GOAL:
Repeat every record below exactly as it appears.

Extracts from a graphics dataset
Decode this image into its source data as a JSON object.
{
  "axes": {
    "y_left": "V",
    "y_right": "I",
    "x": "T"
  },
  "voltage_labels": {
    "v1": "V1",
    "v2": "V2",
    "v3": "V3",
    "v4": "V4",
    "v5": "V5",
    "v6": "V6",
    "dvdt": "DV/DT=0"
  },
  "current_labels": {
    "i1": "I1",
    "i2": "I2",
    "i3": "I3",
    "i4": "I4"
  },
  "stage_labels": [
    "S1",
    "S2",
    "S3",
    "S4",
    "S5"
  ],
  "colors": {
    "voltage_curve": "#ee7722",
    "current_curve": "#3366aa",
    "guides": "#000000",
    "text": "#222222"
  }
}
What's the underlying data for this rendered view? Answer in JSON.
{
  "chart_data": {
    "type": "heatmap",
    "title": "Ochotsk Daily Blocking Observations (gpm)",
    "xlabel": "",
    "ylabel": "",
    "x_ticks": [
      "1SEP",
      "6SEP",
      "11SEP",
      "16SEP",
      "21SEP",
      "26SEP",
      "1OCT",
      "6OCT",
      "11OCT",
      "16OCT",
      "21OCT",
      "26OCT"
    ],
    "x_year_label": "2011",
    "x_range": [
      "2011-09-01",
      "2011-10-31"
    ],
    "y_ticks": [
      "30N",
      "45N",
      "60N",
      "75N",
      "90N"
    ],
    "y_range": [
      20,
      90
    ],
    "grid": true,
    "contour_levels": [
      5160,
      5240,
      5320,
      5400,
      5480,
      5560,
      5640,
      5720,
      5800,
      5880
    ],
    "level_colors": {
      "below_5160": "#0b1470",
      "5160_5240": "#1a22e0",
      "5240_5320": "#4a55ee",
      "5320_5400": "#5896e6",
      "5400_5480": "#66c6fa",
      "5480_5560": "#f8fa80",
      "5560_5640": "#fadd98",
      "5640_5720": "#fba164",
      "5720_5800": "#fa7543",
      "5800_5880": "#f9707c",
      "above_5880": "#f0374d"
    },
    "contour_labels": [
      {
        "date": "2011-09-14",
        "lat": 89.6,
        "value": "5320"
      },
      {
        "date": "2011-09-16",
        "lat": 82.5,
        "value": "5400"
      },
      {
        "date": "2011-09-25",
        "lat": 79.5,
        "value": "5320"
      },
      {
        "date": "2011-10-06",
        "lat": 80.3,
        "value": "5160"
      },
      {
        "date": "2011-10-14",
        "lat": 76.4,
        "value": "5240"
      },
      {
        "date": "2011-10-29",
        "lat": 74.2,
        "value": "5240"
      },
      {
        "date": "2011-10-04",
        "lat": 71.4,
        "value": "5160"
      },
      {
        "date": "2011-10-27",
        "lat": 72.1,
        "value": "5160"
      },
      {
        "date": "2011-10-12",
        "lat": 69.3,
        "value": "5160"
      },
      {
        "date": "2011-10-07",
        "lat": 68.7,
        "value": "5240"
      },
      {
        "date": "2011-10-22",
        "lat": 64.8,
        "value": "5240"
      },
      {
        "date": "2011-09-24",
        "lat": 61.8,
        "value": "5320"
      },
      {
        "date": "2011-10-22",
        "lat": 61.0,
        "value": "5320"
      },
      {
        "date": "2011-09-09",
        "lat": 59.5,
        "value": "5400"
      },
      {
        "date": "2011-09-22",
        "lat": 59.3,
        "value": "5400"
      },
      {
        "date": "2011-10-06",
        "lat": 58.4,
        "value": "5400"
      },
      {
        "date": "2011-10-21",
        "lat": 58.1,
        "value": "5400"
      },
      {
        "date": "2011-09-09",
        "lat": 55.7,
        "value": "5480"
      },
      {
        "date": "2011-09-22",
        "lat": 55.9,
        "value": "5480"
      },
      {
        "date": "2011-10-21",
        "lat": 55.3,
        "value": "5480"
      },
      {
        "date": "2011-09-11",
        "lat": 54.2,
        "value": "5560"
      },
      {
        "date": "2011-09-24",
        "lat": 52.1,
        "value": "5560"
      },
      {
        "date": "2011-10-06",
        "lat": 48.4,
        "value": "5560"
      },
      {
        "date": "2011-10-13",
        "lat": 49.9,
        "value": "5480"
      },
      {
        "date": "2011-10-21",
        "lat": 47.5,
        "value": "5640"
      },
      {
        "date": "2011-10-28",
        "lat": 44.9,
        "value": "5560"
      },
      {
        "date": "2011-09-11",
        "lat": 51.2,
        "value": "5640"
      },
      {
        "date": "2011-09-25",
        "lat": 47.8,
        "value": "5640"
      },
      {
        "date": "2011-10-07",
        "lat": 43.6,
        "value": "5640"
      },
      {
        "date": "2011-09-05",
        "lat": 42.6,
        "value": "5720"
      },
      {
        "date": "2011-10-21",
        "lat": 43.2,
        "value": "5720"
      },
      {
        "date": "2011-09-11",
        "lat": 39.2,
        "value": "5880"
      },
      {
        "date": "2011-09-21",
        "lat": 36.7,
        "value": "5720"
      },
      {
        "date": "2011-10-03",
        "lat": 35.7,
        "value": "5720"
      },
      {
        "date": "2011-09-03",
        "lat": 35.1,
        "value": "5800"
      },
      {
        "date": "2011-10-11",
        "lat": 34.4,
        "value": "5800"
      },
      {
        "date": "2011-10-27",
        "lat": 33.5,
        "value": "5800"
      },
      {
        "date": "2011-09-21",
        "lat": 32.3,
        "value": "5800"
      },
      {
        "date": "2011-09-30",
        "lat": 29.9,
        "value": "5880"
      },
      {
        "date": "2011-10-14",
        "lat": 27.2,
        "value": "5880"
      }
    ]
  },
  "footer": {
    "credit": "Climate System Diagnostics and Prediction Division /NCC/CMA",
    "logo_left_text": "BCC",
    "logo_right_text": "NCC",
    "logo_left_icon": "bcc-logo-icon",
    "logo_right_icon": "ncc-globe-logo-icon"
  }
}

FINISHED TASK:
Decode this image into its source data as a JSON object.
{
  "axes": {
    "y_left": "V",
    "y_right": "I",
    "x": "T"
  },
  "voltage_labels": {
    "v1": "V1",
    "v2": "V2",
    "v3": "V3",
    "v4": "V4",
    "v5": "V5",
    "v6": "V6",
    "dvdt": "DV/DT=0"
  },
  "current_labels": {
    "i1": "I1",
    "i2": "I2",
    "i3": "I3",
    "i4": "I4"
  },
  "stage_labels": [
    "S1",
    "S2",
    "S3",
    "S4",
    "S5"
  ],
  "colors": {
    "voltage_curve": "#ee7722",
    "current_curve": "#3366aa",
    "guides": "#000000",
    "text": "#222222"
  }
}
What's the underlying data for this rendered view? Answer in JSON.
{
  "chart_data": {
    "type": "heatmap",
    "title": "Ochotsk Daily Blocking Observations (gpm)",
    "xlabel": "",
    "ylabel": "",
    "x_ticks": [
      "1SEP",
      "6SEP",
      "11SEP",
      "16SEP",
      "21SEP",
      "26SEP",
      "1OCT",
      "6OCT",
      "11OCT",
      "16OCT",
      "21OCT",
      "26OCT"
    ],
    "x_year_label": "2011",
    "x_range": [
      "2011-09-01",
      "2011-10-31"
    ],
    "y_ticks": [
      "30N",
      "45N",
      "60N",
      "75N",
      "90N"
    ],
    "y_range": [
      20,
      90
    ],
    "grid": true,
    "contour_levels": [
      5160,
      5240,
      5320,
      5400,
      5480,
      5560,
      5640,
      5720,
      5800,
      5880
    ],
    "level_colors": {
      "below_5160": "#0b1470",
      "5160_5240": "#1a22e0",
      "5240_5320": "#4a55ee",
      "5320_5400": "#5896e6",
      "5400_5480": "#66c6fa",
      "5480_5560": "#f8fa80",
      "5560_5640": "#fadd98",
      "5640_5720": "#fba164",
      "5720_5800": "#fa7543",
      "5800_5880": "#f9707c",
      "above_5880": "#f0374d"
    },
    "contour_labels": [
      {
        "date": "2011-09-14",
        "lat": 89.6,
        "value": "5320"
      },
      {
        "date": "2011-09-16",
        "lat": 82.5,
        "value": "5400"
      },
      {
        "date": "2011-09-25",
        "lat": 79.5,
        "value": "5320"
      },
      {
        "date": "2011-10-06",
        "lat": 80.3,
        "value": "5160"
      },
      {
        "date": "2011-10-14",
        "lat": 76.4,
        "value": "5240"
      },
      {
        "date": "2011-10-29",
        "lat": 74.2,
        "value": "5240"
      },
      {
        "date": "2011-10-04",
        "lat": 71.4,
        "value": "5160"
      },
      {
        "date": "2011-10-27",
        "lat": 72.1,
        "value": "5160"
      },
      {
        "date": "2011-10-12",
        "lat": 69.3,
        "value": "5160"
      },
      {
        "date": "2011-10-07",
        "lat": 68.7,
        "value": "5240"
      },
      {
        "date": "2011-10-22",
        "lat": 64.8,
        "value": "5240"
      },
      {
        "date": "2011-09-24",
        "lat": 61.8,
        "value": "5320"
      },
      {
        "date": "2011-10-22",
        "lat": 61.0,
        "value": "5320"
      },
      {
        "date": "2011-09-09",
        "lat": 59.5,
        "value": "5400"
      },
      {
        "date": "2011-09-22",
        "lat": 59.3,
        "value": "5400"
      },
      {
        "date": "2011-10-06",
        "lat": 58.4,
        "value": "5400"
      },
      {
        "date": "2011-10-21",
        "lat": 58.1,
        "value": "5400"
      },
      {
        "date": "2011-09-09",
        "lat": 55.7,
        "value": "5480"
      },
      {
        "date": "2011-09-22",
        "lat": 55.9,
        "value": "5480"
      },
      {
        "date": "2011-10-21",
        "lat": 55.3,
        "value": "5480"
      },
      {
        "date": "2011-09-11",
        "lat": 54.2,
        "value": "5560"
      },
      {
        "date": "2011-09-24",
        "lat": 52.1,
        "value": "5560"
      },
      {
        "date": "2011-10-06",
        "lat": 48.4,
        "value": "5560"
      },
      {
        "date": "2011-10-13",
        "lat": 49.9,
        "value": "5480"
      },
      {
        "date": "2011-10-21",
        "lat": 47.5,
        "value": "5640"
      },
      {
        "date": "2011-10-28",
        "lat": 44.9,
        "value": "5560"
      },
      {
        "date": "2011-09-11",
        "lat": 51.2,
        "value": "5640"
      },
      {
        "date": "2011-09-25",
        "lat": 47.8,
        "value": "5640"
      },
      {
        "date": "2011-10-07",
        "lat": 43.6,
        "value": "5640"
      },
      {
        "date": "2011-09-05",
        "lat": 42.6,
        "value": "5720"
      },
      {
        "date": "2011-10-21",
        "lat": 43.2,
        "value": "5720"
      },
      {
        "date": "2011-09-11",
        "lat": 39.2,
        "value": "5880"
      },
      {
        "date": "2011-09-21",
        "lat": 36.7,
        "value": "5720"
      },
      {
        "date": "2011-10-03",
        "lat": 35.7,
        "value": "5720"
      },
      {
        "date": "2011-09-03",
        "lat": 35.1,
        "value": "5800"
      },
      {
        "date": "2011-10-11",
        "lat": 34.4,
        "value": "5800"
      },
      {
        "date": "2011-10-27",
        "lat": 33.5,
        "value": "5800"
      },
      {
        "date": "2011-09-21",
        "lat": 32.3,
        "value": "5800"
      },
      {
        "date": "2011-09-30",
        "lat": 29.9,
        "value": "5880"
      },
      {
        "date": "2011-10-14",
        "lat": 27.2,
        "value": "5880"
      }
    ]
  },
  "footer": {
    "credit": "Climate System Diagnostics and Prediction Division /NCC/CMA",
    "logo_left_text": "BCC",
    "logo_right_text": "NCC",
    "logo_left_icon": "bcc-logo-icon",
    "logo_right_icon": "ncc-globe-logo-icon"
  }
}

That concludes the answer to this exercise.